**EXERCISE REQUIREMENTS**
Where the string "thick" occurs in the material below, report the whole line.

**GIVEN DATA**
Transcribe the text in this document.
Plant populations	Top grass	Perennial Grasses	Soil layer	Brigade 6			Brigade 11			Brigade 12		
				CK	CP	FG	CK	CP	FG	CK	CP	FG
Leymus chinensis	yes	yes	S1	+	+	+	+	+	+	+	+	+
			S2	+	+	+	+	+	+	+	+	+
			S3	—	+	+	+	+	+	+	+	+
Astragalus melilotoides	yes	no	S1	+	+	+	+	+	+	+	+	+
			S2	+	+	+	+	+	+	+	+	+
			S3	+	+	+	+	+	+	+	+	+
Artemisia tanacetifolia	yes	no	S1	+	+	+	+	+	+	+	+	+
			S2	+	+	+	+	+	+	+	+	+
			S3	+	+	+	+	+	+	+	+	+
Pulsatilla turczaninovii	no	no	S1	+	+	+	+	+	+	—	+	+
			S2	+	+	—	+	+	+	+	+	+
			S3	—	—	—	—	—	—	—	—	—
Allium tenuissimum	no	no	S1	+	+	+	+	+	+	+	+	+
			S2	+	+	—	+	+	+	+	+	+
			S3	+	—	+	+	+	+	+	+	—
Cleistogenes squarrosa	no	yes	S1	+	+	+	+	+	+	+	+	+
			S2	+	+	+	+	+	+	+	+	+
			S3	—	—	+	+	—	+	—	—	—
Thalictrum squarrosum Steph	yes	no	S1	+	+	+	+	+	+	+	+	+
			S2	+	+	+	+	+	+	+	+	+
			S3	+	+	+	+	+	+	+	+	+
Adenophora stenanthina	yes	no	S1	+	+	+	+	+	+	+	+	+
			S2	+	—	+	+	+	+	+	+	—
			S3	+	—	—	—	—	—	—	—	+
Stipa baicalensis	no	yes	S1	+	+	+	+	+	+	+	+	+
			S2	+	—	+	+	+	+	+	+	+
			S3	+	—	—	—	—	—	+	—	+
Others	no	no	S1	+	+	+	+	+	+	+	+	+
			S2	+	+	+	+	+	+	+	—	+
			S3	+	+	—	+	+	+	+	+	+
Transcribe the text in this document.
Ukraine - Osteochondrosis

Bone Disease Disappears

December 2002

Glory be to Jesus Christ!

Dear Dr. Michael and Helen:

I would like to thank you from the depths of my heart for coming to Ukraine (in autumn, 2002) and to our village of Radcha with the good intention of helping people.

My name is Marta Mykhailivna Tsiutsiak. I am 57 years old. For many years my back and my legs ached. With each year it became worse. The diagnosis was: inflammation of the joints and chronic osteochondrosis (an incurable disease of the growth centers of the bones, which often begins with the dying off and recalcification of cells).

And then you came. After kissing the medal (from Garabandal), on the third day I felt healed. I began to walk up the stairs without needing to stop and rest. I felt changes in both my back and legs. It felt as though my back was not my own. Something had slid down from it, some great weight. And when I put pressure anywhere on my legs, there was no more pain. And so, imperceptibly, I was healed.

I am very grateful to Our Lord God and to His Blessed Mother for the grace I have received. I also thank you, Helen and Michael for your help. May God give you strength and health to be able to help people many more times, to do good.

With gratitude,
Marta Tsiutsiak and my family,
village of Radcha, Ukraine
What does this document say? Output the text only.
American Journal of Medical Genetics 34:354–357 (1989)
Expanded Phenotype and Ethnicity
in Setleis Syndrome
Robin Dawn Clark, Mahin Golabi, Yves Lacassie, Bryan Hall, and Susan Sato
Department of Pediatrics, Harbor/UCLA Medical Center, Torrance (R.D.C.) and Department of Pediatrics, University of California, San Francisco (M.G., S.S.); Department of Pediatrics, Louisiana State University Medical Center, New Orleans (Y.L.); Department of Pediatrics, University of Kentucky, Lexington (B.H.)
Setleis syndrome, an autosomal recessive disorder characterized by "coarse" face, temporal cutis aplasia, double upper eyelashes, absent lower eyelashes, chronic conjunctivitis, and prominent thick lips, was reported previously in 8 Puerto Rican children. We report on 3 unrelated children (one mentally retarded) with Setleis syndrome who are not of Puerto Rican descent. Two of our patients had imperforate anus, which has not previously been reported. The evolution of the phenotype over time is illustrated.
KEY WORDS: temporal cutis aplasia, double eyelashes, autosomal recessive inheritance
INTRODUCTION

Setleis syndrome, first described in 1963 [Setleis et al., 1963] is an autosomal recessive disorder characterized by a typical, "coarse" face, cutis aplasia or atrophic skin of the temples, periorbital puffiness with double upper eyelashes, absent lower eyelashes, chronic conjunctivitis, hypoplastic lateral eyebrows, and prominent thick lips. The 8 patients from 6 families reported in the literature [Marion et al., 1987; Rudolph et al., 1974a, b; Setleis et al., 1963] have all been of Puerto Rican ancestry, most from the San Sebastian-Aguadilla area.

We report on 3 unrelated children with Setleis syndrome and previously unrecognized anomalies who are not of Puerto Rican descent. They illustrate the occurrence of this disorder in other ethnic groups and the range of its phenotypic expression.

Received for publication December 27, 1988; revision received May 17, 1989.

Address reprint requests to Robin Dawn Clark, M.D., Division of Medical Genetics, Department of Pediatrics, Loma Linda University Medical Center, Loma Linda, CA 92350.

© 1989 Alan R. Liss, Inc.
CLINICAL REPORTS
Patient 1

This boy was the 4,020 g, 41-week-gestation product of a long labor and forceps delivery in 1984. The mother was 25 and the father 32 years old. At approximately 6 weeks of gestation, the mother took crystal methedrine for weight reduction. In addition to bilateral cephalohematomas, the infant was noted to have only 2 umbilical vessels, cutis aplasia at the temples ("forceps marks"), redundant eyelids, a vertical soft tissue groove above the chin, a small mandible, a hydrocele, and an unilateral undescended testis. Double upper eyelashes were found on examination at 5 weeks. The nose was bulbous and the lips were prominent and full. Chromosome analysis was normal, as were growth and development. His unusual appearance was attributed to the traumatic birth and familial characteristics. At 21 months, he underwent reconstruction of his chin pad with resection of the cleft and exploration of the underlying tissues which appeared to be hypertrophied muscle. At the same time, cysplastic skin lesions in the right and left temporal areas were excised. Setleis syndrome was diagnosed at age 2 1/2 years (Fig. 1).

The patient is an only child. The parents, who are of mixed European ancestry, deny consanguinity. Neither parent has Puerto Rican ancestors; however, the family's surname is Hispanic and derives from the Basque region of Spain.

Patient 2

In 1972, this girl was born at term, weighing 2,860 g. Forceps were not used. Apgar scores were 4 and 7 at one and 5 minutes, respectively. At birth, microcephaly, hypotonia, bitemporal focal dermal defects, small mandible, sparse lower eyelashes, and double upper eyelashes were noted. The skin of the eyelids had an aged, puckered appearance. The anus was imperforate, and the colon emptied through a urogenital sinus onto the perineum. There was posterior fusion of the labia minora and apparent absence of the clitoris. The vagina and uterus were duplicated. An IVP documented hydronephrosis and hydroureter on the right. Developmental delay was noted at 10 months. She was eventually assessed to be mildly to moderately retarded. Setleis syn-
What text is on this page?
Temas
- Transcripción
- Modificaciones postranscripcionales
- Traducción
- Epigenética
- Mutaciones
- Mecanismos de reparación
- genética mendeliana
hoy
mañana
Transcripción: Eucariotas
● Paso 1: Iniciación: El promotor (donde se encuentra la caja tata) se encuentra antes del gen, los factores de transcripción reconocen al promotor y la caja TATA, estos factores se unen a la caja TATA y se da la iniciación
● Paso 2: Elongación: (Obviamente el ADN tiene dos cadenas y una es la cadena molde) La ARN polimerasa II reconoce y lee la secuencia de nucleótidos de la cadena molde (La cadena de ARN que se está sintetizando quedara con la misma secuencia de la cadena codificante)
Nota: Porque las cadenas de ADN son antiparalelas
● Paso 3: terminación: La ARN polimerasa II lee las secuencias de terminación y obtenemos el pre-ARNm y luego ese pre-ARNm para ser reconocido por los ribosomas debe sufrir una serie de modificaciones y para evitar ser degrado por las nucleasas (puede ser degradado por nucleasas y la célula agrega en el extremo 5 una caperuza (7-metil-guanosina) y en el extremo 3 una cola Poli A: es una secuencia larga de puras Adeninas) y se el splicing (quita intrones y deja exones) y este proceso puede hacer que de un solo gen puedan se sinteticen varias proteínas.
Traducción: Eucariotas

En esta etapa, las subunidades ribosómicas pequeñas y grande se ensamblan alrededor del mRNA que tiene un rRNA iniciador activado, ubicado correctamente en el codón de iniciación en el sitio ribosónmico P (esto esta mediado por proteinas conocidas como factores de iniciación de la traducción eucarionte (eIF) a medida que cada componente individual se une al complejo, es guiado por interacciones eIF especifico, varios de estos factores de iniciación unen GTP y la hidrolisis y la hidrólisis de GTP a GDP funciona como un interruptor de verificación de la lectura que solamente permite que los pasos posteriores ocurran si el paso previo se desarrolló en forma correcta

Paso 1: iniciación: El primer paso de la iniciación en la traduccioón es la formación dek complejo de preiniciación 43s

**RESPONSE TO THIS EXERCISE**
Setleis syndrome, an autosomal recessive disorder characterized by "coarse" face, temporal cutis aplasia, double upper eyelashes, absent lower eyelashes, chronic conjunctivitis, and prominent thick lips, was reported previously in 8 Puerto Rican children. We report on 3 unrelated children (one mentally retarded) with Setleis syndrome who are not of Puerto Rican descent. Two of our patients had imperforate anus, which has not previously been reported. The evolution of the phenotype over time is illustrated.
Setleis syndrome, first described in 1963 [Setleis et al., 1963] is an autosomal recessive disorder characterized by a typical, "coarse" face, cutis aplasia or atrophic skin of the temples, periorbital puffiness with double upper eyelashes, absent lower eyelashes, chronic conjunctivitis, hypoplastic lateral eyebrows, and prominent thick lips. The 8 patients from 6 families reported in the literature [Marion et al., 1987; Rudolph et al., 1974a, b; Setleis et al., 1963] have all been of Puerto Rican ancestry, most from the San Sebastian-Aguadilla area.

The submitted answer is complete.